━━━━━ Input records ━━━━━

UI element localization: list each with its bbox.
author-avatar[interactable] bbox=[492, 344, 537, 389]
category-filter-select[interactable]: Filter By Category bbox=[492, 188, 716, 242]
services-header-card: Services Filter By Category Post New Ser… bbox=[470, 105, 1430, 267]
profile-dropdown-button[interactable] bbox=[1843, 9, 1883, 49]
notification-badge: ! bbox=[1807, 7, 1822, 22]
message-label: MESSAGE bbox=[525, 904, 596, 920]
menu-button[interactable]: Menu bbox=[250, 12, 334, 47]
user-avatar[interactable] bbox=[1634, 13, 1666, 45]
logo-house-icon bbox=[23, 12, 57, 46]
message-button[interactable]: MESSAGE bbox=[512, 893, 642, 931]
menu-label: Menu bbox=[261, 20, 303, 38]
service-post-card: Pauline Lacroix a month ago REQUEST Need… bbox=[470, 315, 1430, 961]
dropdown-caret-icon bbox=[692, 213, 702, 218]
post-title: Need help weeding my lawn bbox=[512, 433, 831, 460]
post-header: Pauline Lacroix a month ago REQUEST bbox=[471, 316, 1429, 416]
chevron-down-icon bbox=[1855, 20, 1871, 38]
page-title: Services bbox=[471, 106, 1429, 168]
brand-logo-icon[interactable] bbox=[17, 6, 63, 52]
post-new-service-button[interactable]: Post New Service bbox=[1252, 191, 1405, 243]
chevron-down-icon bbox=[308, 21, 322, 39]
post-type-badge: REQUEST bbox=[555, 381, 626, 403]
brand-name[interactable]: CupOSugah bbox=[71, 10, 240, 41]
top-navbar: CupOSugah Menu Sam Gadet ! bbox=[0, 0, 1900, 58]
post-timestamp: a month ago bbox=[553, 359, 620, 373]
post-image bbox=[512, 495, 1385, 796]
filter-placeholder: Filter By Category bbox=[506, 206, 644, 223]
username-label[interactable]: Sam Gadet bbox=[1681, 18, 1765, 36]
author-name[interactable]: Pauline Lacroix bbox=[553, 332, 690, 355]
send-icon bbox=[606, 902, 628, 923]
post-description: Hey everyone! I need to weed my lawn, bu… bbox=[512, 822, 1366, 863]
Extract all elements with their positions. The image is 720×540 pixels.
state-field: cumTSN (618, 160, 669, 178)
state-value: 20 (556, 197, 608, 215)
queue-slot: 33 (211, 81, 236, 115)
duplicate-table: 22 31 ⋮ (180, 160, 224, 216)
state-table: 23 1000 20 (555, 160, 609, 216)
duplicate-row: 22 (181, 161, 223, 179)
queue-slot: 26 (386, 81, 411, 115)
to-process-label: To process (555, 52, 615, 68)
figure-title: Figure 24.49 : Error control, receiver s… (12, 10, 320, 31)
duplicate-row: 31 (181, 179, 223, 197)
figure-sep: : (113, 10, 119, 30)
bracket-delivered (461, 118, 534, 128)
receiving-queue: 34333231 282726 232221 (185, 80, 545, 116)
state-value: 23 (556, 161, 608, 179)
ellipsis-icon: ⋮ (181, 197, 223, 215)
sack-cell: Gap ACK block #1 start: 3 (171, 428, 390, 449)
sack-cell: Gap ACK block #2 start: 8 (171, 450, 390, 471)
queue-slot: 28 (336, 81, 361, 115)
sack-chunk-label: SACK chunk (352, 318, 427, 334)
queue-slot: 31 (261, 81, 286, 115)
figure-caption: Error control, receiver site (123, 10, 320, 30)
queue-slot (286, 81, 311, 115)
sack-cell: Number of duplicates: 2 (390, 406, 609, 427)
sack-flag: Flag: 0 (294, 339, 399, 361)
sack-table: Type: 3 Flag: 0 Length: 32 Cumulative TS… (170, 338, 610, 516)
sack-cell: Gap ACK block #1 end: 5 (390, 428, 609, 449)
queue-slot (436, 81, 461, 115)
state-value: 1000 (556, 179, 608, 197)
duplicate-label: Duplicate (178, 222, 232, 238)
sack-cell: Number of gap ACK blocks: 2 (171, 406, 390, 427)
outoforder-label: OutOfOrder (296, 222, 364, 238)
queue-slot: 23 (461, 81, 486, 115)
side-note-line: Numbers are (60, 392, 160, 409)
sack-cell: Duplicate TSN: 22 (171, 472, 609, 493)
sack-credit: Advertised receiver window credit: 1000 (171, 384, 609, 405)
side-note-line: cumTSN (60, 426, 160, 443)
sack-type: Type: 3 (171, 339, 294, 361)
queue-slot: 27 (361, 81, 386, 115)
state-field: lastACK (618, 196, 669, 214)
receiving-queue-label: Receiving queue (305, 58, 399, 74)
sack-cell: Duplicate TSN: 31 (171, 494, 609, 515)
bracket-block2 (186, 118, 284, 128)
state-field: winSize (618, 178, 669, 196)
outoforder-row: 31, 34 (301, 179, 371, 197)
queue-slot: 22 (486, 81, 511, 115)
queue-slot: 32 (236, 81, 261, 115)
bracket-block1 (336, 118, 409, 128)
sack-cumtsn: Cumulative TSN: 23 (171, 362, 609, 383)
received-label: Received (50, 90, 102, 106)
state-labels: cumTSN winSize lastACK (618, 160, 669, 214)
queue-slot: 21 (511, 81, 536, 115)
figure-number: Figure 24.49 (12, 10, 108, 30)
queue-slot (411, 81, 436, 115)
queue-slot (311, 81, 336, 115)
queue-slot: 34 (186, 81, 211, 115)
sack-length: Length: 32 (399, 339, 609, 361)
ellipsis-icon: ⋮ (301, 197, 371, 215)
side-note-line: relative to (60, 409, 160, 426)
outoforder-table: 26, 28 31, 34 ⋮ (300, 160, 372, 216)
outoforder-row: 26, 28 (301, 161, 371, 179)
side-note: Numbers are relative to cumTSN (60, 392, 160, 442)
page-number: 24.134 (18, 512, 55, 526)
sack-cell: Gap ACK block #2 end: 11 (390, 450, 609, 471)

━━━━━

◆ **Exercise details**
Could you rewrite every line of the material above as a Markdown table with two columns, Row for the row number and Text for the line, skipping any blank lines?

◆ **Solution**
| Row | Text |
|---|---|
| 1 | UI element localization: list each with its bbox. |
| 2 | author-avatar[interactable] bbox=[492, 344, 537, 389] |
| 3 | category-filter-select[interactable]: Filter By Category bbox=[492, 188, 716, 242] |
| 4 | services-header-card: Services Filter By Category Post New Ser… bbox=[470, 105, 1430, 267] |
| 5 | profile-dropdown-button[interactable] bbox=[1843, 9, 1883, 49] |
| 6 | notification-badge: ! bbox=[1807, 7, 1822, 22] |
| 7 | message-label: MESSAGE bbox=[525, 904, 596, 920] |
| 8 | menu-button[interactable]: Menu bbox=[250, 12, 334, 47] |
| 9 | user-avatar[interactable] bbox=[1634, 13, 1666, 45] |
| 10 | logo-house-icon bbox=[23, 12, 57, 46] |
| 11 | message-button[interactable]: MESSAGE bbox=[512, 893, 642, 931] |
| 12 | menu-label: Menu bbox=[261, 20, 303, 38] |
| 13 | service-post-card: Pauline Lacroix a month ago REQUEST Need… bbox=[470, 315, 1430, 961] |
| 14 | dropdown-caret-icon bbox=[692, 213, 702, 218] |
| 15 | post-title: Need help weeding my lawn bbox=[512, 433, 831, 460] |
| 16 | post-header: Pauline Lacroix a month ago REQUEST bbox=[471, 316, 1429, 416] |
| 17 | chevron-down-icon bbox=[1855, 20, 1871, 38] |
| 18 | page-title: Services bbox=[471, 106, 1429, 168] |
| 19 | brand-logo-icon[interactable] bbox=[17, 6, 63, 52] |
| 20 | post-new-service-button[interactable]: Post New Service bbox=[1252, 191, 1405, 243] |
| 21 | chevron-down-icon bbox=[308, 21, 322, 39] |
| 22 | post-type-badge: REQUEST bbox=[555, 381, 626, 403] |
| 23 | brand-name[interactable]: CupOSugah bbox=[71, 10, 240, 41] |
| 24 | top-navbar: CupOSugah Menu Sam Gadet ! bbox=[0, 0, 1900, 58] |
| 25 | post-timestamp: a month ago bbox=[553, 359, 620, 373] |
| 26 | post-image bbox=[512, 495, 1385, 796] |
| 27 | filter-placeholder: Filter By Category bbox=[506, 206, 644, 223] |
| 28 | username-label[interactable]: Sam Gadet bbox=[1681, 18, 1765, 36] |
| 29 | author-name[interactable]: Pauline Lacroix bbox=[553, 332, 690, 355] |
| 30 | send-icon bbox=[606, 902, 628, 923] |
| 31 | post-description: Hey everyone! I need to weed my lawn, bu… bbox=[512, 822, 1366, 863] |
| 32 | Extract all elements with their positions. The image is 720×540 pixels. |
| 33 | state-field: cumTSN (618, 160, 669, 178) |
| 34 | state-value: 20 (556, 197, 608, 215) |
| 35 | queue-slot: 33 (211, 81, 236, 115) |
| 36 | duplicate-table: 22 31 ⋮ (180, 160, 224, 216) |
| 37 | state-table: 23 1000 20 (555, 160, 609, 216) |
| 38 | duplicate-row: 22 (181, 161, 223, 179) |
| 39 | queue-slot: 26 (386, 81, 411, 115) |
| 40 | to-process-label: To process (555, 52, 615, 68) |
| 41 | figure-title: Figure 24.49 : Error control, receiver s… (12, 10, 320, 31) |
| 42 | duplicate-row: 31 (181, 179, 223, 197) |
| 43 | figure-sep: : (113, 10, 119, 30) |
| 44 | bracket-delivered (461, 118, 534, 128) |
| 45 | receiving-queue: 34333231 282726 232221 (185, 80, 545, 116) |
| 46 | state-value: 23 (556, 161, 608, 179) |
| 47 | ellipsis-icon: ⋮ (181, 197, 223, 215) |
| 48 | sack-cell: Gap ACK block #1 start: 3 (171, 428, 390, 449) |
| 49 | sack-cell: Gap ACK block #2 start: 8 (171, 450, 390, 471) |
| 50 | queue-slot: 28 (336, 81, 361, 115) |
| 51 | sack-chunk-label: SACK chunk (352, 318, 427, 334) |
| 52 | queue-slot: 31 (261, 81, 286, 115) |
| 53 | figure-caption: Error control, receiver site (123, 10, 320, 30) |
| 54 | queue-slot (286, 81, 311, 115) |
| 55 | sack-cell: Number of duplicates: 2 (390, 406, 609, 427) |
| 56 | sack-flag: Flag: 0 (294, 339, 399, 361) |
| 57 | sack-table: Type: 3 Flag: 0 Length: 32 Cumulative TS… (170, 338, 610, 516) |
| 58 | sack-cell: Gap ACK block #1 end: 5 (390, 428, 609, 449) |
| 59 | queue-slot (436, 81, 461, 115) |
| 60 | state-value: 1000 (556, 179, 608, 197) |
| 61 | duplicate-label: Duplicate (178, 222, 232, 238) |
| 62 | sack-cell: Number of gap ACK blocks: 2 (171, 406, 390, 427) |
| 63 | outoforder-label: OutOfOrder (296, 222, 364, 238) |
| 64 | queue-slot: 23 (461, 81, 486, 115) |
| 65 | side-note-line: Numbers are (60, 392, 160, 409) |
| 66 | sack-cell: Duplicate TSN: 22 (171, 472, 609, 493) |
| 67 | sack-credit: Advertised receiver window credit: 1000 (171, 384, 609, 405) |
| 68 | side-note-line: cumTSN (60, 426, 160, 443) |
| 69 | sack-type: Type: 3 (171, 339, 294, 361) |
| 70 | queue-slot: 27 (361, 81, 386, 115) |
| 71 | state-field: lastACK (618, 196, 669, 214) |
| 72 | receiving-queue-label: Receiving queue (305, 58, 399, 74) |
| 73 | sack-cell: Duplicate TSN: 31 (171, 494, 609, 515) |
| 74 | bracket-block2 (186, 118, 284, 128) |
| 75 | state-field: winSize (618, 178, 669, 196) |
| 76 | outoforder-row: 31, 34 (301, 179, 371, 197) |
| 77 | queue-slot: 22 (486, 81, 511, 115) |
| 78 | queue-slot: 32 (236, 81, 261, 115) |
| 79 | bracket-block1 (336, 118, 409, 128) |
| 80 | sack-cumtsn: Cumulative TSN: 23 (171, 362, 609, 383) |
| 81 | received-label: Received (50, 90, 102, 106) |
| 82 | state-labels: cumTSN winSize lastACK (618, 160, 669, 214) |
| 83 | queue-slot: 21 (511, 81, 536, 115) |
| 84 | figure-number: Figure 24.49 (12, 10, 108, 30) |
| 85 | queue-slot (411, 81, 436, 115) |
| 86 | queue-slot (311, 81, 336, 115) |
| 87 | queue-slot: 34 (186, 81, 211, 115) |
| 88 | sack-length: Length: 32 (399, 339, 609, 361) |
| 89 | ellipsis-icon: ⋮ (301, 197, 371, 215) |
| 90 | side-note-line: relative to (60, 409, 160, 426) |
| 91 | outoforder-table: 26, 28 31, 34 ⋮ (300, 160, 372, 216) |
| 92 | outoforder-row: 26, 28 (301, 161, 371, 179) |
| 93 | side-note: Numbers are relative to cumTSN (60, 392, 160, 442) |
| 94 | page-number: 24.134 (18, 512, 55, 526) |
| 95 | sack-cell: Gap ACK block #2 end: 11 (390, 450, 609, 471) |